# SHORT TASK
Exactly as written, print each record in the listing.

▼

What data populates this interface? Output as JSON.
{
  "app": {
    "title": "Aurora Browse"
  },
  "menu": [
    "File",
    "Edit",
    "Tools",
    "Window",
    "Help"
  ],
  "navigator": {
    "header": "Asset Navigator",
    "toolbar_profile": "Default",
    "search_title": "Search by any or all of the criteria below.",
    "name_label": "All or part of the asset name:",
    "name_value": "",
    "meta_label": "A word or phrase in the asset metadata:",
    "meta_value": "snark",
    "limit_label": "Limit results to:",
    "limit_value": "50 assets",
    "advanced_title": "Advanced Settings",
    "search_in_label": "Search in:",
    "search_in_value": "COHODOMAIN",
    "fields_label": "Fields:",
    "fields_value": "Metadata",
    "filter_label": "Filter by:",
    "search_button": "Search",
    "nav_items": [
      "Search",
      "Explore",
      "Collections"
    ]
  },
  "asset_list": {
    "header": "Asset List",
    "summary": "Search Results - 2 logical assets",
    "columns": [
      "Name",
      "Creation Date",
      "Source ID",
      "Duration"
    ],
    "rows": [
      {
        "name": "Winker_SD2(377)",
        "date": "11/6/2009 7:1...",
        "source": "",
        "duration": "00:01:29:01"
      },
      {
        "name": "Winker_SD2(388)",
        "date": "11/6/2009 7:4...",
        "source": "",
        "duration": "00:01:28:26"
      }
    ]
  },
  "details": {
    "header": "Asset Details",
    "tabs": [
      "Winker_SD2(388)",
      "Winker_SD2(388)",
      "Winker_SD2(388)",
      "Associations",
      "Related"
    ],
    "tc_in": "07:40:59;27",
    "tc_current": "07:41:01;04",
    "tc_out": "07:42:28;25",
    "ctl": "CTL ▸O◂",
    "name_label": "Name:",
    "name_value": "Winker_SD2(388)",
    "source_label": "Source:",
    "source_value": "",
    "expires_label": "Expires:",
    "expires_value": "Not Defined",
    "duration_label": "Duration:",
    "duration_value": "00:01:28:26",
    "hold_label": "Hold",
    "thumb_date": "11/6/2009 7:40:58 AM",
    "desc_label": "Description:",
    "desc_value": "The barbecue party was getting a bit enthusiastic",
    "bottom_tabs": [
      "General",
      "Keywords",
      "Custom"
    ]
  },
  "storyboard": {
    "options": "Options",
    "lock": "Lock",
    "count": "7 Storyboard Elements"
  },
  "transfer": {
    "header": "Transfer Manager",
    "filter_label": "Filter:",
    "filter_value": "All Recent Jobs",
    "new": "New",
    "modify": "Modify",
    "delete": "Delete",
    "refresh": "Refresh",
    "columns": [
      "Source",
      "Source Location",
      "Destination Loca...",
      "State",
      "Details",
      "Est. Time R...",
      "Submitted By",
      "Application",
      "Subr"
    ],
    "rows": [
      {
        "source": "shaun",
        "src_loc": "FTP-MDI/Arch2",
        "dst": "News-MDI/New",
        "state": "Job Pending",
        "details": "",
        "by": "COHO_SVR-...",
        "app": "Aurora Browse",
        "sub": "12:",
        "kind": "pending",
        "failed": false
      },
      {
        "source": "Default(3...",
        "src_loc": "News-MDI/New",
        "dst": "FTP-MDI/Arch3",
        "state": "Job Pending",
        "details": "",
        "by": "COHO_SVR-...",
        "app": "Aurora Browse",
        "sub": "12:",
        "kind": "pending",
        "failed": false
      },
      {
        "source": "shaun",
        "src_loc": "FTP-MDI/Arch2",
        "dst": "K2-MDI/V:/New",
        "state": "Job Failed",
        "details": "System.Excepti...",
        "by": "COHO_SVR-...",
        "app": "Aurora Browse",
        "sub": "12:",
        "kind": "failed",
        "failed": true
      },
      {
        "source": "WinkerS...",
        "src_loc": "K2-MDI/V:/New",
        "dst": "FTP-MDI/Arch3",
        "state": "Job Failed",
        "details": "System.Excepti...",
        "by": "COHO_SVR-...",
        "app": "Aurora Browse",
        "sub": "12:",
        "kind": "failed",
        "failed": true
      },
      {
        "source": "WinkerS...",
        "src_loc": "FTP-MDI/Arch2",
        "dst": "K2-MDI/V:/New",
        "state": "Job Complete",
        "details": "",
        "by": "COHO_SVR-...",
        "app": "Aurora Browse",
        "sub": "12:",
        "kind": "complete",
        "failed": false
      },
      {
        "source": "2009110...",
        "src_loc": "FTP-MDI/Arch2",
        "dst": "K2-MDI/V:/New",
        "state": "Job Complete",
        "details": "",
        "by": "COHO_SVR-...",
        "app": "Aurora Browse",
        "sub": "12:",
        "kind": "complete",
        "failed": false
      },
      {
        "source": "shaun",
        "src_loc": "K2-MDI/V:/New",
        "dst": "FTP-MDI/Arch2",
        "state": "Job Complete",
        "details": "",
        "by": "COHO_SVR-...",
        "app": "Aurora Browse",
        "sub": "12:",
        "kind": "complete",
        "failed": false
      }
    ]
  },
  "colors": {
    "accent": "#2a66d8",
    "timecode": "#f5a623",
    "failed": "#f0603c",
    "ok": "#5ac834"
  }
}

▲

# REPLY
What data populates this interface? Output as JSON.
{
  "app": {
    "title": "Aurora Browse"
  },
  "menu": [
    "File",
    "Edit",
    "Tools",
    "Window",
    "Help"
  ],
  "navigator": {
    "header": "Asset Navigator",
    "toolbar_profile": "Default",
    "search_title": "Search by any or all of the criteria below.",
    "name_label": "All or part of the asset name:",
    "name_value": "",
    "meta_label": "A word or phrase in the asset metadata:",
    "meta_value": "snark",
    "limit_label": "Limit results to:",
    "limit_value": "50 assets",
    "advanced_title": "Advanced Settings",
    "search_in_label": "Search in:",
    "search_in_value": "COHODOMAIN",
    "fields_label": "Fields:",
    "fields_value": "Metadata",
    "filter_label": "Filter by:",
    "search_button": "Search",
    "nav_items": [
      "Search",
      "Explore",
      "Collections"
    ]
  },
  "asset_list": {
    "header": "Asset List",
    "summary": "Search Results - 2 logical assets",
    "columns": [
      "Name",
      "Creation Date",
      "Source ID",
      "Duration"
    ],
    "rows": [
      {
        "name": "Winker_SD2(377)",
        "date": "11/6/2009 7:1...",
        "source": "",
        "duration": "00:01:29:01"
      },
      {
        "name": "Winker_SD2(388)",
        "date": "11/6/2009 7:4...",
        "source": "",
        "duration": "00:01:28:26"
      }
    ]
  },
  "details": {
    "header": "Asset Details",
    "tabs": [
      "Winker_SD2(388)",
      "Winker_SD2(388)",
      "Winker_SD2(388)",
      "Associations",
      "Related"
    ],
    "tc_in": "07:40:59;27",
    "tc_current": "07:41:01;04",
    "tc_out": "07:42:28;25",
    "ctl": "CTL ▸O◂",
    "name_label": "Name:",
    "name_value": "Winker_SD2(388)",
    "source_label": "Source:",
    "source_value": "",
    "expires_label": "Expires:",
    "expires_value": "Not Defined",
    "duration_label": "Duration:",
    "duration_value": "00:01:28:26",
    "hold_label": "Hold",
    "thumb_date": "11/6/2009 7:40:58 AM",
    "desc_label": "Description:",
    "desc_value": "The barbecue party was getting a bit enthusiastic",
    "bottom_tabs": [
      "General",
      "Keywords",
      "Custom"
    ]
  },
  "storyboard": {
    "options": "Options",
    "lock": "Lock",
    "count": "7 Storyboard Elements"
  },
  "transfer": {
    "header": "Transfer Manager",
    "filter_label": "Filter:",
    "filter_value": "All Recent Jobs",
    "new": "New",
    "modify": "Modify",
    "delete": "Delete",
    "refresh": "Refresh",
    "columns": [
      "Source",
      "Source Location",
      "Destination Loca...",
      "State",
      "Details",
      "Est. Time R...",
      "Submitted By",
      "Application",
      "Subr"
    ],
    "rows": [
      {
        "source": "shaun",
        "src_loc": "FTP-MDI/Arch2",
        "dst": "News-MDI/New",
        "state": "Job Pending",
        "details": "",
        "by": "COHO_SVR-...",
        "app": "Aurora Browse",
        "sub": "12:",
        "kind": "pending",
        "failed": false
      },
      {
        "source": "Default(3...",
        "src_loc": "News-MDI/New",
        "dst": "FTP-MDI/Arch3",
        "state": "Job Pending",
        "details": "",
        "by": "COHO_SVR-...",
        "app": "Aurora Browse",
        "sub": "12:",
        "kind": "pending",
        "failed": false
      },
      {
        "source": "shaun",
        "src_loc": "FTP-MDI/Arch2",
        "dst": "K2-MDI/V:/New",
        "state": "Job Failed",
        "details": "System.Excepti...",
        "by": "COHO_SVR-...",
        "app": "Aurora Browse",
        "sub": "12:",
        "kind": "failed",
        "failed": true
      },
      {
        "source": "WinkerS...",
        "src_loc": "K2-MDI/V:/New",
        "dst": "FTP-MDI/Arch3",
        "state": "Job Failed",
        "details": "System.Excepti...",
        "by": "COHO_SVR-...",
        "app": "Aurora Browse",
        "sub": "12:",
        "kind": "failed",
        "failed": true
      },
      {
        "source": "WinkerS...",
        "src_loc": "FTP-MDI/Arch2",
        "dst": "K2-MDI/V:/New",
        "state": "Job Complete",
        "details": "",
        "by": "COHO_SVR-...",
        "app": "Aurora Browse",
        "sub": "12:",
        "kind": "complete",
        "failed": false
      },
      {
        "source": "2009110...",
        "src_loc": "FTP-MDI/Arch2",
        "dst": "K2-MDI/V:/New",
        "state": "Job Complete",
        "details": "",
        "by": "COHO_SVR-...",
        "app": "Aurora Browse",
        "sub": "12:",
        "kind": "complete",
        "failed": false
      },
      {
        "source": "shaun",
        "src_loc": "K2-MDI/V:/New",
        "dst": "FTP-MDI/Arch2",
        "state": "Job Complete",
        "details": "",
        "by": "COHO_SVR-...",
        "app": "Aurora Browse",
        "sub": "12:",
        "kind": "complete",
        "failed": false
      }
    ]
  },
  "colors": {
    "accent": "#2a66d8",
    "timecode": "#f5a623",
    "failed": "#f0603c",
    "ok": "#5ac834"
  }
}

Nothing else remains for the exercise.